◆ Instruction: Pick out each line with the word "label" from the material that follows.
======== Source material ========
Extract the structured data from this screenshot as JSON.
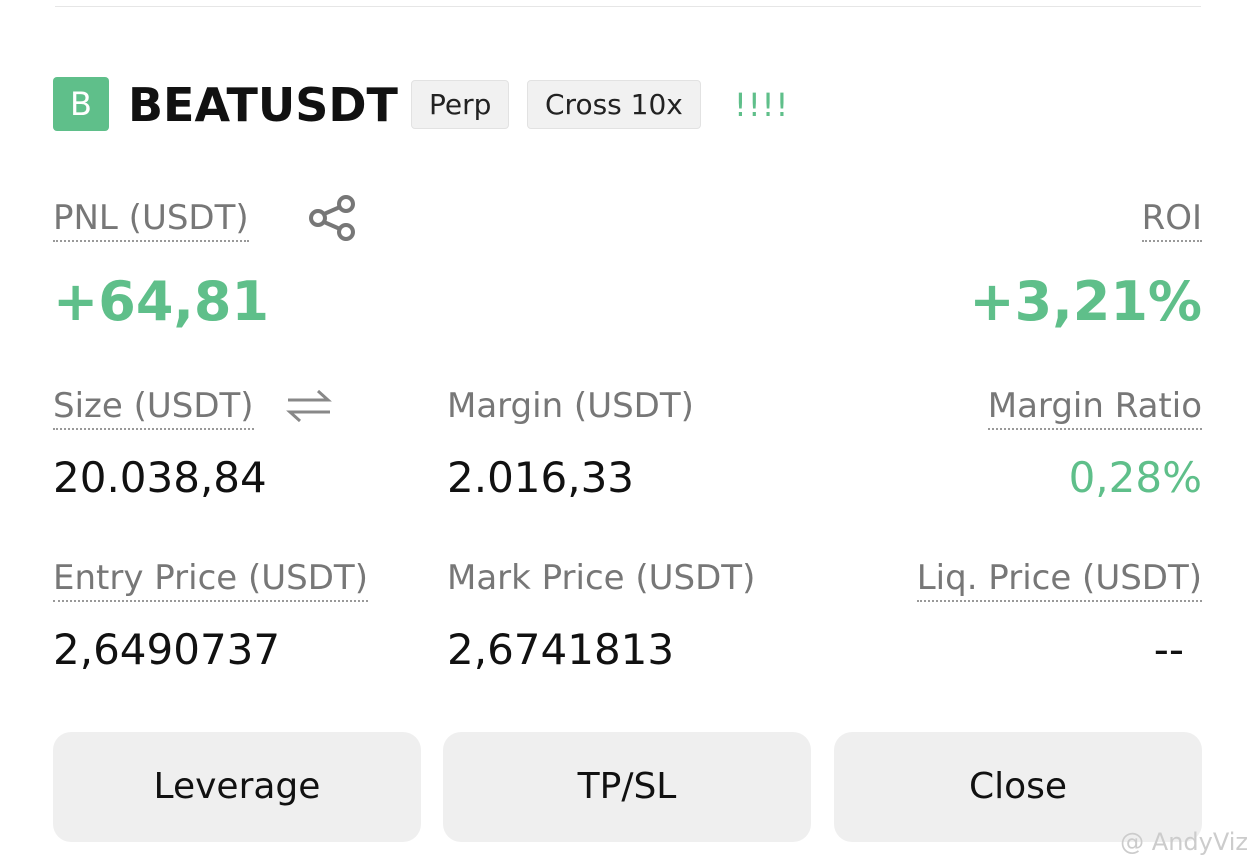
{
  "header": {
    "badge": "B",
    "symbol": "BEATUSDT",
    "tags": [
      "Perp",
      "Cross 10x"
    ],
    "indicator": "!!!!"
  },
  "pnl": {
    "label": "PNL (USDT)",
    "value": "+64,81"
  },
  "roi": {
    "label": "ROI",
    "value": "+3,21%"
  },
  "fields": [
    {
      "label": "Size (USDT)",
      "value": "20.038,84"
    },
    {
      "label": "Margin (USDT)",
      "value": "2.016,33"
    },
    {
      "label": "Margin Ratio",
      "value": "0,28%"
    },
    {
      "label": "Entry Price (USDT)",
      "value": "2,6490737"
    },
    {
      "label": "Mark Price (USDT)",
      "value": "2,6741813"
    },
    {
      "label": "Liq. Price (USDT)",
      "value": "--"
    }
  ],
  "buttons": [
    "Leverage",
    "TP/SL",
    "Close"
  ],
  "watermark": "@ AndyViz"
}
========
◆ Task response:
    "label": "PNL (USDT)",
    "label": "ROI",
      "label": "Size (USDT)",
      "label": "Margin (USDT)",
      "label": "Margin Ratio",
      "label": "Entry Price (USDT)",
      "label": "Mark Price (USDT)",
      "label": "Liq. Price (USDT)",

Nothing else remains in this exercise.